§ **DATA TO PROCESS**
— begin —
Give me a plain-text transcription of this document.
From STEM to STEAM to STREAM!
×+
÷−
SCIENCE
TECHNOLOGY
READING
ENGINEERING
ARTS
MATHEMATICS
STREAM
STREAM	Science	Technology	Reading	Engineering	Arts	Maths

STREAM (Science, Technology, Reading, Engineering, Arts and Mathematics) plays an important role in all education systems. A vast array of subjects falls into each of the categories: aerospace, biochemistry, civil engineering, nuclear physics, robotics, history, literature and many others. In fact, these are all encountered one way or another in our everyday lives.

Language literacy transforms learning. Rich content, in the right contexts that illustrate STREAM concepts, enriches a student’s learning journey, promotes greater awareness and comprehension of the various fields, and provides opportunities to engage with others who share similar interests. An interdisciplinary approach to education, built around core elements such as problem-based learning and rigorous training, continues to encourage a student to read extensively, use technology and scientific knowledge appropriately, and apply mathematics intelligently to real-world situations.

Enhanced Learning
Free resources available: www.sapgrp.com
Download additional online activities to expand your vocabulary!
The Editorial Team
— end —
§ **PROBLEM TO SOLVE**
Lines that hold "education" are the ones to copy; find all of them.

§ **RESULT OF THE TASK**
STREAM (Science, Technology, Reading, Engineering, Arts and Mathematics) plays an important role in all education systems. A vast array of subjects falls into each of the categories: aerospace, biochemistry, civil engineering, nuclear physics, robotics, history, literature and many others. In fact, these are all encountered one way or another in our everyday lives.
Language literacy transforms learning. Rich content, in the right contexts that illustrate STREAM concepts, enriches a student’s learning journey, promotes greater awareness and comprehension of the various fields, and provides opportunities to engage with others who share similar interests. An interdisciplinary approach to education, built around core elements such as problem-based learning and rigorous training, continues to encourage a student to read extensively, use technology and scientific knowledge appropriately, and apply mathematics intelligently to real-world situations.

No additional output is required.